**Stored rows**
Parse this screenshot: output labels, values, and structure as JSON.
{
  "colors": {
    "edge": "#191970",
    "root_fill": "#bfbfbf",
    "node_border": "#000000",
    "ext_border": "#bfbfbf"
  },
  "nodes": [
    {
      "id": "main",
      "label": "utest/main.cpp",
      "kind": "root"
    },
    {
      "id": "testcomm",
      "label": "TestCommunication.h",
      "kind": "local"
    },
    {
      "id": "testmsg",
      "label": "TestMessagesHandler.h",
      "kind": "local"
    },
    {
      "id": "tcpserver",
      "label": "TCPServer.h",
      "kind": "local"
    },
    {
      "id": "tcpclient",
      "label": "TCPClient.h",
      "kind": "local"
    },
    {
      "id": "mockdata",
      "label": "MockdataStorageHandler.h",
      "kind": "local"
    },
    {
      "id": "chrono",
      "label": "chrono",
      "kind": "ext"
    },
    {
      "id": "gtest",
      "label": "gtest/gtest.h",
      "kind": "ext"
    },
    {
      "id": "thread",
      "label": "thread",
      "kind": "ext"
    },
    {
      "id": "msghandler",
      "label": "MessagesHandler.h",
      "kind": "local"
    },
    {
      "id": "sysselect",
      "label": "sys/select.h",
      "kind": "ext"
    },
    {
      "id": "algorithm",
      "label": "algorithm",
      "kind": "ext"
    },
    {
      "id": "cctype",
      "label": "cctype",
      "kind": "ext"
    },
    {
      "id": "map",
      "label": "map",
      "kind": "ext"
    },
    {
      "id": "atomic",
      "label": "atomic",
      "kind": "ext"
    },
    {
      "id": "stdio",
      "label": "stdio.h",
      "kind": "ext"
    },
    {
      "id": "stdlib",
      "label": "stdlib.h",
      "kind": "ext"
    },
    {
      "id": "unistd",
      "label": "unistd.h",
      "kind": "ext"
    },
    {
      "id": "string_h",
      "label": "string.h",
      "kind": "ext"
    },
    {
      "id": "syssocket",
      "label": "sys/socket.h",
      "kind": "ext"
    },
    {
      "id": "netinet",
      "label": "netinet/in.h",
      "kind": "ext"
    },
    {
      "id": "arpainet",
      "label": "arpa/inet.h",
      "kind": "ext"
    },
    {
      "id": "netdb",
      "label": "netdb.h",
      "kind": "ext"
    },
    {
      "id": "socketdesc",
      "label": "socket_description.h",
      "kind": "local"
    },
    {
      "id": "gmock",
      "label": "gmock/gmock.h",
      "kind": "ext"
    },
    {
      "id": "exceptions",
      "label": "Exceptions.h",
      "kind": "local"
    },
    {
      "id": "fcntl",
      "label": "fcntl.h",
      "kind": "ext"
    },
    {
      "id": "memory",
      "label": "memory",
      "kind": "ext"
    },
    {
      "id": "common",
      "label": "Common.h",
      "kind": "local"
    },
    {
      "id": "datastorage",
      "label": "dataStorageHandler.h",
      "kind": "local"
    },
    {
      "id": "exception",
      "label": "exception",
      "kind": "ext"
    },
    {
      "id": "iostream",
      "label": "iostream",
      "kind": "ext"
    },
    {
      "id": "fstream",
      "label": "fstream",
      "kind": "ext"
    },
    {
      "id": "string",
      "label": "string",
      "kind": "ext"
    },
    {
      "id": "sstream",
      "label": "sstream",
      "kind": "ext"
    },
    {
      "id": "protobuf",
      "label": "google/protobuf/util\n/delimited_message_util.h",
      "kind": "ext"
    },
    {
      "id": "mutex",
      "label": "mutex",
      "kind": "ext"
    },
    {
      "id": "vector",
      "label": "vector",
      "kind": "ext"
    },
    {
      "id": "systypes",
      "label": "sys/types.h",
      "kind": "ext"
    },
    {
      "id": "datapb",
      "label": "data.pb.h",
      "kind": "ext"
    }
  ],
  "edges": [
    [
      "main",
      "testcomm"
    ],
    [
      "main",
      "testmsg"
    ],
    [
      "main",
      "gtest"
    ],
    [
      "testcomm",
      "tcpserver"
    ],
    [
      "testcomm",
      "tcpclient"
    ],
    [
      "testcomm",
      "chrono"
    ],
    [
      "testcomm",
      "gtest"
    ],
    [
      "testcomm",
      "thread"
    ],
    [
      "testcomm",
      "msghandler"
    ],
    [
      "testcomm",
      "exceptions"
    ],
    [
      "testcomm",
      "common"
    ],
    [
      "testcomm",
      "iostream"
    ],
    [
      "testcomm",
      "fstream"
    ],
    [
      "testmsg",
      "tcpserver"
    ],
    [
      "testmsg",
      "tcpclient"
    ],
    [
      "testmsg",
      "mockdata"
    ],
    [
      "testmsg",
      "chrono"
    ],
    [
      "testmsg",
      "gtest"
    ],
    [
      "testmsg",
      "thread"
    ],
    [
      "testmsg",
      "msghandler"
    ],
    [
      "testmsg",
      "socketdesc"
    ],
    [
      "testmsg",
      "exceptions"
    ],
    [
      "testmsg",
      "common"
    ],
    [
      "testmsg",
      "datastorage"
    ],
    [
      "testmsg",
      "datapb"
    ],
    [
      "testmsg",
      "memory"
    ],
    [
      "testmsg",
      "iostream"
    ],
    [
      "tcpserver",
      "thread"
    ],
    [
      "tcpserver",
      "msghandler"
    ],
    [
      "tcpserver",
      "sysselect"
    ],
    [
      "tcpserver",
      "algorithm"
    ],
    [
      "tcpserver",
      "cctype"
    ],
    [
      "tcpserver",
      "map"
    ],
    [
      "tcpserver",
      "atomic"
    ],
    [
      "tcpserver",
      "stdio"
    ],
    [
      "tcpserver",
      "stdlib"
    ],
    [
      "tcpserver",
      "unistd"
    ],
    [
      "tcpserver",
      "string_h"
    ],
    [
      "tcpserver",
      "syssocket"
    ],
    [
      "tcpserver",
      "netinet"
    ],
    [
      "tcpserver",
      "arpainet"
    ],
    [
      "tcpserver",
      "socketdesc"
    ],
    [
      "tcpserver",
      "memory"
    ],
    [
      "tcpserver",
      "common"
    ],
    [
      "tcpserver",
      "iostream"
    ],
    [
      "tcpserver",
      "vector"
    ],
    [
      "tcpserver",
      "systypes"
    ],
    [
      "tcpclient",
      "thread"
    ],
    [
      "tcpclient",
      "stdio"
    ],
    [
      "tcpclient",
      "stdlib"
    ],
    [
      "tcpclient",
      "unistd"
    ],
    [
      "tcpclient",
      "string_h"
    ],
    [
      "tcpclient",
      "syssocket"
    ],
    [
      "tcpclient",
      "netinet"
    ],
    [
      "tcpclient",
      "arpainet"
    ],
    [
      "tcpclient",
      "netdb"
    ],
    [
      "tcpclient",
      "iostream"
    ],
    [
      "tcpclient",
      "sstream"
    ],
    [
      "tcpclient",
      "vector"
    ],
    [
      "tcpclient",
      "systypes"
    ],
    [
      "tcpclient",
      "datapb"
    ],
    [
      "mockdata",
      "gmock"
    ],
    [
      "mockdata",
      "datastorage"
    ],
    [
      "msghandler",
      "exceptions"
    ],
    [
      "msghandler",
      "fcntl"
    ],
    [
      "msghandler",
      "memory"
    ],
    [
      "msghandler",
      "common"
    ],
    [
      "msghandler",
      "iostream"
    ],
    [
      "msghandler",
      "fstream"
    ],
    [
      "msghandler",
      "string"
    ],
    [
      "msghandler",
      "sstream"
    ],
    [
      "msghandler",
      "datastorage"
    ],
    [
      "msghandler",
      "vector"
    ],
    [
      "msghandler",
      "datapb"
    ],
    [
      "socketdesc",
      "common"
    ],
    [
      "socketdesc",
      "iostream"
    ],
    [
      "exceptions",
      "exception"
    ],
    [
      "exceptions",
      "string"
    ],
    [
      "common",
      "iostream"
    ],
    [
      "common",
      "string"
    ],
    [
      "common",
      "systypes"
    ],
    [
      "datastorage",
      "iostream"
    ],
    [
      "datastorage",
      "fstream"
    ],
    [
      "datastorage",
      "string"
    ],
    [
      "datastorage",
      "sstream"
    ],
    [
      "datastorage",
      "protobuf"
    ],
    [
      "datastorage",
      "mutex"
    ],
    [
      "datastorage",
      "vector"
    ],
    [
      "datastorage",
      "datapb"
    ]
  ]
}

**Directions**
Answer with one number: how many lines of the entries above include the word "unistd".

**Task response**
4